Records from a dataset:
— Begin —

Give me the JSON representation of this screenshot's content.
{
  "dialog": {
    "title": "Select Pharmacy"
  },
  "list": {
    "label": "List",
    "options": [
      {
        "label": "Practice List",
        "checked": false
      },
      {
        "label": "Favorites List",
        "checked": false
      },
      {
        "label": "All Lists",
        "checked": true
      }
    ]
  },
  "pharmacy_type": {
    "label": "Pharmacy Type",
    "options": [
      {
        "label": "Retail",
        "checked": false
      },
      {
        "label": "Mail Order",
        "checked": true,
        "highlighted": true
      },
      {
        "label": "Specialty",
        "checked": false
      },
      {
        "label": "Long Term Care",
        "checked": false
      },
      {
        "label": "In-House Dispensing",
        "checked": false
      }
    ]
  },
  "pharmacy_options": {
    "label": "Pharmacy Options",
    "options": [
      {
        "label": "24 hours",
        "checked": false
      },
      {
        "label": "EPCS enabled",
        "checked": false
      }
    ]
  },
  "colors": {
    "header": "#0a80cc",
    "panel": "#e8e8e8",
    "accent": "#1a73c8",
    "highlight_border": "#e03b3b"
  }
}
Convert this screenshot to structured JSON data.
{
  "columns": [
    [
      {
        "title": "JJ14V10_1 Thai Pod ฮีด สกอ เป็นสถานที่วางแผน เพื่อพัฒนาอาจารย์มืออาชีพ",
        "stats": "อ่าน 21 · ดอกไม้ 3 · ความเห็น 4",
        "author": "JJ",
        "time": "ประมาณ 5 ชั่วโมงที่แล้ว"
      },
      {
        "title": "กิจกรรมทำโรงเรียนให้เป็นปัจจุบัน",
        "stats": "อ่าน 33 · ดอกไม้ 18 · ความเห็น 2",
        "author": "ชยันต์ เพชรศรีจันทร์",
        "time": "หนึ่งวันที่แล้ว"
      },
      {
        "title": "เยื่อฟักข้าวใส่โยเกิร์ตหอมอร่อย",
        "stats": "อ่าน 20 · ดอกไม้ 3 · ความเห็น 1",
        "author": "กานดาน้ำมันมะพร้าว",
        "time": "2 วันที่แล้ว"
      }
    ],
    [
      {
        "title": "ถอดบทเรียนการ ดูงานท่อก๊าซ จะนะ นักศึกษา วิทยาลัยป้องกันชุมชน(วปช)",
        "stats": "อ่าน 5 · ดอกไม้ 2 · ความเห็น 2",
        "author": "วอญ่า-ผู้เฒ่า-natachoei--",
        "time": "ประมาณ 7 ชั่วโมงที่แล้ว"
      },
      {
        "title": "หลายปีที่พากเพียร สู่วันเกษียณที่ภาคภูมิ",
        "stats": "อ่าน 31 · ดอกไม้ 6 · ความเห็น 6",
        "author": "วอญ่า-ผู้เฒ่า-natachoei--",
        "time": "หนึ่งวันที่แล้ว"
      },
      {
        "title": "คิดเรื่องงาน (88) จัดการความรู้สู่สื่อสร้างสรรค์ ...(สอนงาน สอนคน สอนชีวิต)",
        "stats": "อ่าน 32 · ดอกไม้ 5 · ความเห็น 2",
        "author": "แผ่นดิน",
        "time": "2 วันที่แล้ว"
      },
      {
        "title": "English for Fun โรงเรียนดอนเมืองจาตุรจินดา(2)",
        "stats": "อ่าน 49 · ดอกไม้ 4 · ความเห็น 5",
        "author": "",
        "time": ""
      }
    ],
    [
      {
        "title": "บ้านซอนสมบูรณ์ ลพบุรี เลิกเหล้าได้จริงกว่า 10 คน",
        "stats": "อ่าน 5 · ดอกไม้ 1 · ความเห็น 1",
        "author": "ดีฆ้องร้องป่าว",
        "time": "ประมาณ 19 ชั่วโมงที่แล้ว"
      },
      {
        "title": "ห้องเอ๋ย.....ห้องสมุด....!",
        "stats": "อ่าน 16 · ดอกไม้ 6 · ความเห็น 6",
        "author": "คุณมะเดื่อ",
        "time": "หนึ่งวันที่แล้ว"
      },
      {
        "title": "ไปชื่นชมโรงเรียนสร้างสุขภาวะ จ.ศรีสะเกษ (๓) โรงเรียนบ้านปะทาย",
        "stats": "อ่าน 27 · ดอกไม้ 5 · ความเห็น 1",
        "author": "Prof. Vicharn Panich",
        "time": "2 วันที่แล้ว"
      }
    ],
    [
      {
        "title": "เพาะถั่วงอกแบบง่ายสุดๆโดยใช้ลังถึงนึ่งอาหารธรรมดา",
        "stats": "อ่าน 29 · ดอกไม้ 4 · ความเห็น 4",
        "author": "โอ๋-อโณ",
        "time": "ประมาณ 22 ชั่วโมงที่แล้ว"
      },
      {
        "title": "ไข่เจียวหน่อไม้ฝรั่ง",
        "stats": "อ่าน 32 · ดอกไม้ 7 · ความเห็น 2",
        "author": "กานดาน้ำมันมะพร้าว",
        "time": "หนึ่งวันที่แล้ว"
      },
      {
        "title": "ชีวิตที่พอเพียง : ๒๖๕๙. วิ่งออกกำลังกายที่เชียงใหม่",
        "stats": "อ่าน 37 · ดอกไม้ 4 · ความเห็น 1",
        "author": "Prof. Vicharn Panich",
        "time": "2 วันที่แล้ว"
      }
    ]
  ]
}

— End —

▸ **What needs to be done**
Copy every line verbatim.

▸ **Answer for the task**
Give me the JSON representation of this screenshot's content.
{
  "dialog": {
    "title": "Select Pharmacy"
  },
  "list": {
    "label": "List",
    "options": [
      {
        "label": "Practice List",
        "checked": false
      },
      {
        "label": "Favorites List",
        "checked": false
      },
      {
        "label": "All Lists",
        "checked": true
      }
    ]
  },
  "pharmacy_type": {
    "label": "Pharmacy Type",
    "options": [
      {
        "label": "Retail",
        "checked": false
      },
      {
        "label": "Mail Order",
        "checked": true,
        "highlighted": true
      },
      {
        "label": "Specialty",
        "checked": false
      },
      {
        "label": "Long Term Care",
        "checked": false
      },
      {
        "label": "In-House Dispensing",
        "checked": false
      }
    ]
  },
  "pharmacy_options": {
    "label": "Pharmacy Options",
    "options": [
      {
        "label": "24 hours",
        "checked": false
      },
      {
        "label": "EPCS enabled",
        "checked": false
      }
    ]
  },
  "colors": {
    "header": "#0a80cc",
    "panel": "#e8e8e8",
    "accent": "#1a73c8",
    "highlight_border": "#e03b3b"
  }
}
Convert this screenshot to structured JSON data.
{
  "columns": [
    [
      {
        "title": "JJ14V10_1 Thai Pod ฮีด สกอ เป็นสถานที่วางแผน เพื่อพัฒนาอาจารย์มืออาชีพ",
        "stats": "อ่าน 21 · ดอกไม้ 3 · ความเห็น 4",
        "author": "JJ",
        "time": "ประมาณ 5 ชั่วโมงที่แล้ว"
      },
      {
        "title": "กิจกรรมทำโรงเรียนให้เป็นปัจจุบัน",
        "stats": "อ่าน 33 · ดอกไม้ 18 · ความเห็น 2",
        "author": "ชยันต์ เพชรศรีจันทร์",
        "time": "หนึ่งวันที่แล้ว"
      },
      {
        "title": "เยื่อฟักข้าวใส่โยเกิร์ตหอมอร่อย",
        "stats": "อ่าน 20 · ดอกไม้ 3 · ความเห็น 1",
        "author": "กานดาน้ำมันมะพร้าว",
        "time": "2 วันที่แล้ว"
      }
    ],
    [
      {
        "title": "ถอดบทเรียนการ ดูงานท่อก๊าซ จะนะ นักศึกษา วิทยาลัยป้องกันชุมชน(วปช)",
        "stats": "อ่าน 5 · ดอกไม้ 2 · ความเห็น 2",
        "author": "วอญ่า-ผู้เฒ่า-natachoei--",
        "time": "ประมาณ 7 ชั่วโมงที่แล้ว"
      },
      {
        "title": "หลายปีที่พากเพียร สู่วันเกษียณที่ภาคภูมิ",
        "stats": "อ่าน 31 · ดอกไม้ 6 · ความเห็น 6",
        "author": "วอญ่า-ผู้เฒ่า-natachoei--",
        "time": "หนึ่งวันที่แล้ว"
      },
      {
        "title": "คิดเรื่องงาน (88) จัดการความรู้สู่สื่อสร้างสรรค์ ...(สอนงาน สอนคน สอนชีวิต)",
        "stats": "อ่าน 32 · ดอกไม้ 5 · ความเห็น 2",
        "author": "แผ่นดิน",
        "time": "2 วันที่แล้ว"
      },
      {
        "title": "English for Fun โรงเรียนดอนเมืองจาตุรจินดา(2)",
        "stats": "อ่าน 49 · ดอกไม้ 4 · ความเห็น 5",
        "author": "",
        "time": ""
      }
    ],
    [
      {
        "title": "บ้านซอนสมบูรณ์ ลพบุรี เลิกเหล้าได้จริงกว่า 10 คน",
        "stats": "อ่าน 5 · ดอกไม้ 1 · ความเห็น 1",
        "author": "ดีฆ้องร้องป่าว",
        "time": "ประมาณ 19 ชั่วโมงที่แล้ว"
      },
      {
        "title": "ห้องเอ๋ย.....ห้องสมุด....!",
        "stats": "อ่าน 16 · ดอกไม้ 6 · ความเห็น 6",
        "author": "คุณมะเดื่อ",
        "time": "หนึ่งวันที่แล้ว"
      },
      {
        "title": "ไปชื่นชมโรงเรียนสร้างสุขภาวะ จ.ศรีสะเกษ (๓) โรงเรียนบ้านปะทาย",
        "stats": "อ่าน 27 · ดอกไม้ 5 · ความเห็น 1",
        "author": "Prof. Vicharn Panich",
        "time": "2 วันที่แล้ว"
      }
    ],
    [
      {
        "title": "เพาะถั่วงอกแบบง่ายสุดๆโดยใช้ลังถึงนึ่งอาหารธรรมดา",
        "stats": "อ่าน 29 · ดอกไม้ 4 · ความเห็น 4",
        "author": "โอ๋-อโณ",
        "time": "ประมาณ 22 ชั่วโมงที่แล้ว"
      },
      {
        "title": "ไข่เจียวหน่อไม้ฝรั่ง",
        "stats": "อ่าน 32 · ดอกไม้ 7 · ความเห็น 2",
        "author": "กานดาน้ำมันมะพร้าว",
        "time": "หนึ่งวันที่แล้ว"
      },
      {
        "title": "ชีวิตที่พอเพียง : ๒๖๕๙. วิ่งออกกำลังกายที่เชียงใหม่",
        "stats": "อ่าน 37 · ดอกไม้ 4 · ความเห็น 1",
        "author": "Prof. Vicharn Panich",
        "time": "2 วันที่แล้ว"
      }
    ]
  ]
}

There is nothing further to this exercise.